WHAT TO WORK ON: Copy each record exactly as it reads, leaving out any pictures it holds.

Dataset entries:

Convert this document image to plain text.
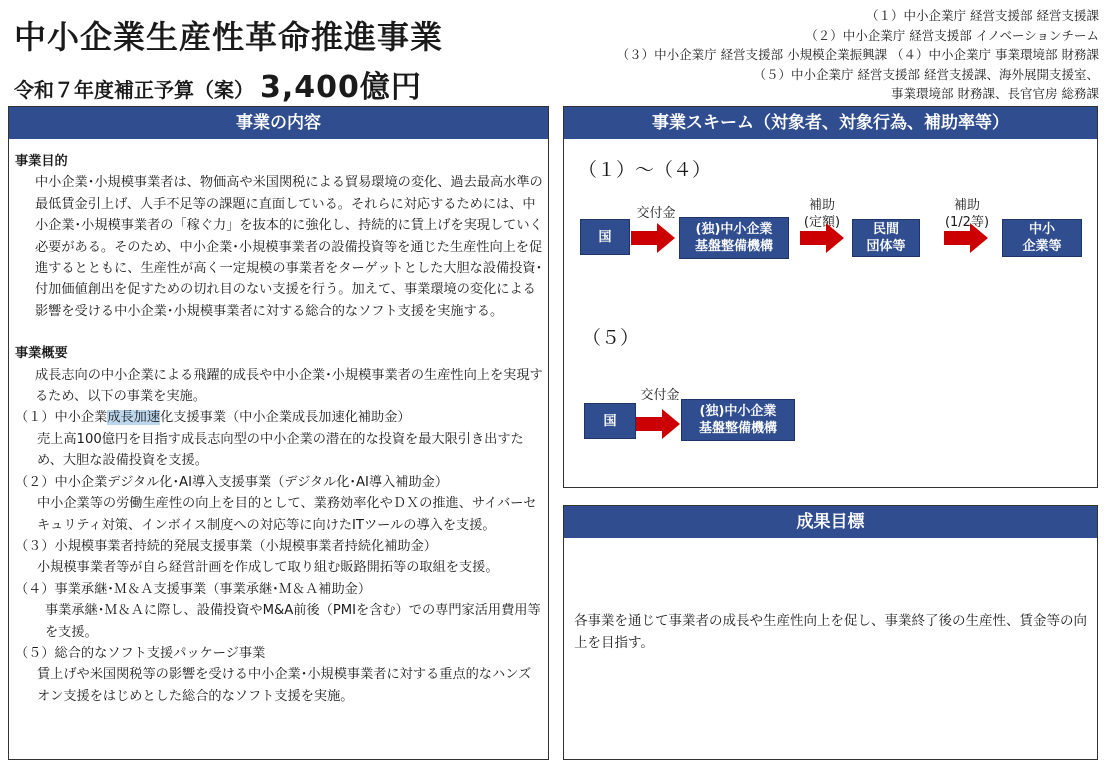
中小企業生産性革命推進事業
令和７年度補正予算（案） 3,400億円
（１）中小企業庁 経営支援部 経営支援課
（２）中小企業庁 経営支援部 イノベーションチーム
（３）中小企業庁 経営支援部 小規模企業振興課 （４）中小企業庁 事業環境部 財務課
（５）中小企業庁 経営支援部 経営支援課、海外展開支援室、
事業環境部 財務課、長官官房 総務課
事業の内容
事業目的
中小企業･小規模事業者は、物価高や米国関税による貿易環境の変化、過去最高水準の最低賃金引上げ、人手不足等の課題に直面している。それらに対応するためには、中小企業･小規模事業者の「稼ぐ力」を抜本的に強化し、持続的に賃上げを実現していく必要がある。そのため、中小企業･小規模事業者の設備投資等を通じた生産性向上を促進するとともに、生産性が高く一定規模の事業者をターゲットとした大胆な設備投資･付加価値創出を促すための切れ目のない支援を行う。加えて、事業環境の変化による影響を受ける中小企業･小規模事業者に対する総合的なソフト支援を実施する。
事業概要
成長志向の中小企業による飛躍的成長や中小企業･小規模事業者の生産性向上を実現するため、以下の事業を実施。
（１）中小企業成長加速化支援事業（中小企業成長加速化補助金）
売上高100億円を目指す成長志向型の中小企業の潜在的な投資を最大限引き出すため、大胆な設備投資を支援。
（２）中小企業デジタル化･AI導入支援事業（デジタル化･AI導入補助金）
中小企業等の労働生産性の向上を目的として、業務効率化やＤＸの推進、サイバーセキュリティ対策、インボイス制度への対応等に向けたITツールの導入を支援。
（３）小規模事業者持続的発展支援事業（小規模事業者持続化補助金）
小規模事業者等が自ら経営計画を作成して取り組む販路開拓等の取組を支援。
（４）事業承継･Ｍ＆Ａ支援事業（事業承継･Ｍ＆Ａ補助金）
事業承継･Ｍ＆Ａに際し、設備投資やM&A前後（PMIを含む）での専門家活用費用等を支援。
（５）総合的なソフト支援パッケージ事業
賃上げや米国関税等の影響を受ける中小企業･小規模事業者に対する重点的なハンズオン支援をはじめとした総合的なソフト支援を実施。
事業スキーム（対象者、対象行為、補助率等）
（１）～（４）
国
交付金
(独)中小企業
基盤整備機構
補助
(定額)	民間
団体等
補助
(1/2等)	中小
企業等
（５）
国
交付金
(独)中小企業
基盤整備機構
成果目標
各事業を通じて事業者の成長や生産性向上を促し、事業終了後の生産性、賃金等の向上を目指す。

EXERCISE SOLUTION:
Convert this document image to plain text.
中小企業生産性革命推進事業
令和７年度補正予算（案） 3,400億円
（１）中小企業庁 経営支援部 経営支援課
（２）中小企業庁 経営支援部 イノベーションチーム
（３）中小企業庁 経営支援部 小規模企業振興課 （４）中小企業庁 事業環境部 財務課
（５）中小企業庁 経営支援部 経営支援課、海外展開支援室、
事業環境部 財務課、長官官房 総務課
事業の内容
事業目的
中小企業･小規模事業者は、物価高や米国関税による貿易環境の変化、過去最高水準の最低賃金引上げ、人手不足等の課題に直面している。それらに対応するためには、中小企業･小規模事業者の「稼ぐ力」を抜本的に強化し、持続的に賃上げを実現していく必要がある。そのため、中小企業･小規模事業者の設備投資等を通じた生産性向上を促進するとともに、生産性が高く一定規模の事業者をターゲットとした大胆な設備投資･付加価値創出を促すための切れ目のない支援を行う。加えて、事業環境の変化による影響を受ける中小企業･小規模事業者に対する総合的なソフト支援を実施する。
事業概要
成長志向の中小企業による飛躍的成長や中小企業･小規模事業者の生産性向上を実現するため、以下の事業を実施。
（１）中小企業成長加速化支援事業（中小企業成長加速化補助金）
売上高100億円を目指す成長志向型の中小企業の潜在的な投資を最大限引き出すため、大胆な設備投資を支援。
（２）中小企業デジタル化･AI導入支援事業（デジタル化･AI導入補助金）
中小企業等の労働生産性の向上を目的として、業務効率化やＤＸの推進、サイバーセキュリティ対策、インボイス制度への対応等に向けたITツールの導入を支援。
（３）小規模事業者持続的発展支援事業（小規模事業者持続化補助金）
小規模事業者等が自ら経営計画を作成して取り組む販路開拓等の取組を支援。
（４）事業承継･Ｍ＆Ａ支援事業（事業承継･Ｍ＆Ａ補助金）
事業承継･Ｍ＆Ａに際し、設備投資やM&A前後（PMIを含む）での専門家活用費用等を支援。
（５）総合的なソフト支援パッケージ事業
賃上げや米国関税等の影響を受ける中小企業･小規模事業者に対する重点的なハンズオン支援をはじめとした総合的なソフト支援を実施。
事業スキーム（対象者、対象行為、補助率等）
（１）～（４）
国
交付金
(独)中小企業
基盤整備機構
補助
(定額)	民間
団体等
補助
(1/2等)	中小
企業等
（５）
国
交付金
(独)中小企業
基盤整備機構
成果目標
各事業を通じて事業者の成長や生産性向上を促し、事業終了後の生産性、賃金等の向上を目指す。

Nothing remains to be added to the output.